Write out the listing in full, matching it word for word.

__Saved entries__
* start *

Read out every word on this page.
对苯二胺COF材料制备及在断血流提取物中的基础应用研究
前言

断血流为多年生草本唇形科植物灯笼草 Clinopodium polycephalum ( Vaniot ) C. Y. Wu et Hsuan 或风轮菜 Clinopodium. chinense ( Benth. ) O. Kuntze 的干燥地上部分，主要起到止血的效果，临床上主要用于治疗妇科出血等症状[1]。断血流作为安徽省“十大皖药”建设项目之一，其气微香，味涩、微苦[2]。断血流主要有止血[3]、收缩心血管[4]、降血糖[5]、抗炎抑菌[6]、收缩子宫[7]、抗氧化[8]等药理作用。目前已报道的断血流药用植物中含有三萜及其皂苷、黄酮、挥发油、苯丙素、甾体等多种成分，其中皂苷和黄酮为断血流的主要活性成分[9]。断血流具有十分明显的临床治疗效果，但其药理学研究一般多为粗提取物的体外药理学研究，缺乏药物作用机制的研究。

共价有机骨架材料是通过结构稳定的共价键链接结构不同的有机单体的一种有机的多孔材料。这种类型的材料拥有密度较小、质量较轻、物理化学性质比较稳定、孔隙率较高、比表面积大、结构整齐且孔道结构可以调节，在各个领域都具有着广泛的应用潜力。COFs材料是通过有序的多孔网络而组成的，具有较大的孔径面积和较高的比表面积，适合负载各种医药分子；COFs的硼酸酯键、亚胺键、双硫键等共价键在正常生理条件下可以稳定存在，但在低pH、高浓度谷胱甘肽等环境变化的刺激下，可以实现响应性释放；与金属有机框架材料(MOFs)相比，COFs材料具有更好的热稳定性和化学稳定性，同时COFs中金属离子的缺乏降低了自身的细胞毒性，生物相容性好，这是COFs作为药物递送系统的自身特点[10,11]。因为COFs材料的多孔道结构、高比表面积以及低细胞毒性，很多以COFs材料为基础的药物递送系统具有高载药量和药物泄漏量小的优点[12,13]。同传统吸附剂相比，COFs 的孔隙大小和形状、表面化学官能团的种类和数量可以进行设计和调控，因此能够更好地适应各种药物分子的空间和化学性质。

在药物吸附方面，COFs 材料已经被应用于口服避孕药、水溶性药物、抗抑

* end *

__Output of the exercise__
Read out every word on this page.
对苯二胺COF材料制备及在断血流提取物中的基础应用研究
前言

断血流为多年生草本唇形科植物灯笼草 Clinopodium polycephalum ( Vaniot ) C. Y. Wu et Hsuan 或风轮菜 Clinopodium. chinense ( Benth. ) O. Kuntze 的干燥地上部分，主要起到止血的效果，临床上主要用于治疗妇科出血等症状[1]。断血流作为安徽省“十大皖药”建设项目之一，其气微香，味涩、微苦[2]。断血流主要有止血[3]、收缩心血管[4]、降血糖[5]、抗炎抑菌[6]、收缩子宫[7]、抗氧化[8]等药理作用。目前已报道的断血流药用植物中含有三萜及其皂苷、黄酮、挥发油、苯丙素、甾体等多种成分，其中皂苷和黄酮为断血流的主要活性成分[9]。断血流具有十分明显的临床治疗效果，但其药理学研究一般多为粗提取物的体外药理学研究，缺乏药物作用机制的研究。

共价有机骨架材料是通过结构稳定的共价键链接结构不同的有机单体的一种有机的多孔材料。这种类型的材料拥有密度较小、质量较轻、物理化学性质比较稳定、孔隙率较高、比表面积大、结构整齐且孔道结构可以调节，在各个领域都具有着广泛的应用潜力。COFs材料是通过有序的多孔网络而组成的，具有较大的孔径面积和较高的比表面积，适合负载各种医药分子；COFs的硼酸酯键、亚胺键、双硫键等共价键在正常生理条件下可以稳定存在，但在低pH、高浓度谷胱甘肽等环境变化的刺激下，可以实现响应性释放；与金属有机框架材料(MOFs)相比，COFs材料具有更好的热稳定性和化学稳定性，同时COFs中金属离子的缺乏降低了自身的细胞毒性，生物相容性好，这是COFs作为药物递送系统的自身特点[10,11]。因为COFs材料的多孔道结构、高比表面积以及低细胞毒性，很多以COFs材料为基础的药物递送系统具有高载药量和药物泄漏量小的优点[12,13]。同传统吸附剂相比，COFs 的孔隙大小和形状、表面化学官能团的种类和数量可以进行设计和调控，因此能够更好地适应各种药物分子的空间和化学性质。

在药物吸附方面，COFs 材料已经被应用于口服避孕药、水溶性药物、抗抑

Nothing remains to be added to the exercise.